◆ CHALLENGE ◆
Copy every line of the material below, keeping each character, space and line break unchanged.

————————

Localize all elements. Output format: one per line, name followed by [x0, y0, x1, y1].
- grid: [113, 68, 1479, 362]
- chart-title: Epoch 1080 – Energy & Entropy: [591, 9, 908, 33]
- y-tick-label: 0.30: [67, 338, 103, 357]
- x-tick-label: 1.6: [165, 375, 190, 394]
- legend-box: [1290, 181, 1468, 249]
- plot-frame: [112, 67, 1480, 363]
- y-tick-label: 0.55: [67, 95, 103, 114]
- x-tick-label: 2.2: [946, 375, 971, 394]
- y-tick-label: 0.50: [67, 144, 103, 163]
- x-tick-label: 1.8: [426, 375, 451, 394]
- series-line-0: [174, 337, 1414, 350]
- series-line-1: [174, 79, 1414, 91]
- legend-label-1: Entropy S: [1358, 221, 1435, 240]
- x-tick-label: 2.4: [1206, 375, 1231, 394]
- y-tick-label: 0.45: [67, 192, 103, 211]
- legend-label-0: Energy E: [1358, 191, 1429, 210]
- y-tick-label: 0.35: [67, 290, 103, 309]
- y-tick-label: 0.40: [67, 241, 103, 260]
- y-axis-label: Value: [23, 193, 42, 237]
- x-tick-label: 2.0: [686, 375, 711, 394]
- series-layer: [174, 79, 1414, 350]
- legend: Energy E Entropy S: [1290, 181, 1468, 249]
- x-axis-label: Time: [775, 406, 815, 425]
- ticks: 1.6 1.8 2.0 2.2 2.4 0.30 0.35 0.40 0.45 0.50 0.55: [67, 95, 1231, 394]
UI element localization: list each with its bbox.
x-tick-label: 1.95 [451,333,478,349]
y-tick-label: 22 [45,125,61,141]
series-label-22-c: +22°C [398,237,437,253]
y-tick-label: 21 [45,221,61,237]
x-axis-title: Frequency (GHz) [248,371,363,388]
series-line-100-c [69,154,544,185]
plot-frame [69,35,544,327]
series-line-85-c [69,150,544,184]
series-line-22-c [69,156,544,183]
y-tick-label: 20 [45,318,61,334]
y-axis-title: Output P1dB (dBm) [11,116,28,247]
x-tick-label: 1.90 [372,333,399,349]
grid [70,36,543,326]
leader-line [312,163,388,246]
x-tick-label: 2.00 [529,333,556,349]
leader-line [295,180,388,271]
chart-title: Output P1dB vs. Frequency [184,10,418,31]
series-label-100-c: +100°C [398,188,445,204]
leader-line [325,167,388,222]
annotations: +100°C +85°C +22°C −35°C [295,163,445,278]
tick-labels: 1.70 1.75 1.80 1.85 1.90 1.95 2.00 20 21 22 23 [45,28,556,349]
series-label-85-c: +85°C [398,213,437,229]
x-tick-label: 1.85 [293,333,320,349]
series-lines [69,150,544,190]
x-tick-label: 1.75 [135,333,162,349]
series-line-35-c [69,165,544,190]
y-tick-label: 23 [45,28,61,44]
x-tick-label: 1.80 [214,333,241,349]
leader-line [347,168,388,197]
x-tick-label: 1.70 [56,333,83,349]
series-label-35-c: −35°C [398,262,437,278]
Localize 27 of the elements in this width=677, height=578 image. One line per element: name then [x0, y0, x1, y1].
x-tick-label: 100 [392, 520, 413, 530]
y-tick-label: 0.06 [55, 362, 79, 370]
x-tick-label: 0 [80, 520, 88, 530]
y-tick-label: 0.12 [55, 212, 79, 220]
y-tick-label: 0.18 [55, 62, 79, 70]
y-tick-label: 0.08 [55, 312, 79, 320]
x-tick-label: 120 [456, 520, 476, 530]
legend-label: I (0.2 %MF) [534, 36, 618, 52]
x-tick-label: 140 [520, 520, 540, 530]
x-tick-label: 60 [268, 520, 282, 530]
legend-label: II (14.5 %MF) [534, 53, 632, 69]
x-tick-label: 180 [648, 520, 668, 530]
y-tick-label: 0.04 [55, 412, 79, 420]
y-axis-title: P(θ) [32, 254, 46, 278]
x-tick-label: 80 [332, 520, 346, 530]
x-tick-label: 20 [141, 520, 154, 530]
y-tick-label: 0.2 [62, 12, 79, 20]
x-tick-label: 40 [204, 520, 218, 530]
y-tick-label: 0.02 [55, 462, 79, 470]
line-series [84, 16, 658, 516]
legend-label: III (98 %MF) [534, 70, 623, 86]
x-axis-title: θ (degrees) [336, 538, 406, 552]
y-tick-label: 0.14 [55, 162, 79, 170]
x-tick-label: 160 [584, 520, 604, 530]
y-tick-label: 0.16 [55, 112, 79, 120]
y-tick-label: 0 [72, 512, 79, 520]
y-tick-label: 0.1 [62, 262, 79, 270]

————————

◆ ANSWER FOR THE TASK ◆
Localize all elements. Output format: one per line, name followed by [x0, y0, x1, y1].
- grid: [113, 68, 1479, 362]
- chart-title: Epoch 1080 – Energy & Entropy: [591, 9, 908, 33]
- y-tick-label: 0.30: [67, 338, 103, 357]
- x-tick-label: 1.6: [165, 375, 190, 394]
- legend-box: [1290, 181, 1468, 249]
- plot-frame: [112, 67, 1480, 363]
- y-tick-label: 0.55: [67, 95, 103, 114]
- x-tick-label: 2.2: [946, 375, 971, 394]
- y-tick-label: 0.50: [67, 144, 103, 163]
- x-tick-label: 1.8: [426, 375, 451, 394]
- series-line-0: [174, 337, 1414, 350]
- series-line-1: [174, 79, 1414, 91]
- legend-label-1: Entropy S: [1358, 221, 1435, 240]
- x-tick-label: 2.4: [1206, 375, 1231, 394]
- y-tick-label: 0.45: [67, 192, 103, 211]
- legend-label-0: Energy E: [1358, 191, 1429, 210]
- y-tick-label: 0.35: [67, 290, 103, 309]
- y-tick-label: 0.40: [67, 241, 103, 260]
- y-axis-label: Value: [23, 193, 42, 237]
- x-tick-label: 2.0: [686, 375, 711, 394]
- series-layer: [174, 79, 1414, 350]
- legend: Energy E Entropy S: [1290, 181, 1468, 249]
- x-axis-label: Time: [775, 406, 815, 425]
- ticks: 1.6 1.8 2.0 2.2 2.4 0.30 0.35 0.40 0.45 0.50 0.55: [67, 95, 1231, 394]
UI element localization: list each with its bbox.
x-tick-label: 1.95 [451,333,478,349]
y-tick-label: 22 [45,125,61,141]
series-label-22-c: +22°C [398,237,437,253]
y-tick-label: 21 [45,221,61,237]
x-axis-title: Frequency (GHz) [248,371,363,388]
series-line-100-c [69,154,544,185]
plot-frame [69,35,544,327]
series-line-85-c [69,150,544,184]
series-line-22-c [69,156,544,183]
y-tick-label: 20 [45,318,61,334]
y-axis-title: Output P1dB (dBm) [11,116,28,247]
x-tick-label: 1.90 [372,333,399,349]
grid [70,36,543,326]
leader-line [312,163,388,246]
x-tick-label: 2.00 [529,333,556,349]
leader-line [295,180,388,271]
chart-title: Output P1dB vs. Frequency [184,10,418,31]
series-label-100-c: +100°C [398,188,445,204]
leader-line [325,167,388,222]
annotations: +100°C +85°C +22°C −35°C [295,163,445,278]
tick-labels: 1.70 1.75 1.80 1.85 1.90 1.95 2.00 20 21 22 23 [45,28,556,349]
series-label-85-c: +85°C [398,213,437,229]
x-tick-label: 1.85 [293,333,320,349]
series-lines [69,150,544,190]
x-tick-label: 1.75 [135,333,162,349]
series-line-35-c [69,165,544,190]
y-tick-label: 23 [45,28,61,44]
x-tick-label: 1.80 [214,333,241,349]
leader-line [347,168,388,197]
x-tick-label: 1.70 [56,333,83,349]
series-label-35-c: −35°C [398,262,437,278]
Localize 27 of the elements in this width=677, height=578 image. One line per element: name then [x0, y0, x1, y1].
x-tick-label: 100 [392, 520, 413, 530]
y-tick-label: 0.06 [55, 362, 79, 370]
x-tick-label: 0 [80, 520, 88, 530]
y-tick-label: 0.12 [55, 212, 79, 220]
y-tick-label: 0.18 [55, 62, 79, 70]
y-tick-label: 0.08 [55, 312, 79, 320]
x-tick-label: 120 [456, 520, 476, 530]
legend-label: I (0.2 %MF) [534, 36, 618, 52]
x-tick-label: 140 [520, 520, 540, 530]
x-tick-label: 60 [268, 520, 282, 530]
legend-label: II (14.5 %MF) [534, 53, 632, 69]
x-tick-label: 180 [648, 520, 668, 530]
y-tick-label: 0.04 [55, 412, 79, 420]
y-axis-title: P(θ) [32, 254, 46, 278]
x-tick-label: 80 [332, 520, 346, 530]
x-tick-label: 20 [141, 520, 154, 530]
y-tick-label: 0.2 [62, 12, 79, 20]
x-tick-label: 40 [204, 520, 218, 530]
y-tick-label: 0.02 [55, 462, 79, 470]
line-series [84, 16, 658, 516]
legend-label: III (98 %MF) [534, 70, 623, 86]
x-axis-title: θ (degrees) [336, 538, 406, 552]
y-tick-label: 0.14 [55, 162, 79, 170]
x-tick-label: 160 [584, 520, 604, 530]
y-tick-label: 0.16 [55, 112, 79, 120]
y-tick-label: 0 [72, 512, 79, 520]
y-tick-label: 0.1 [62, 262, 79, 270]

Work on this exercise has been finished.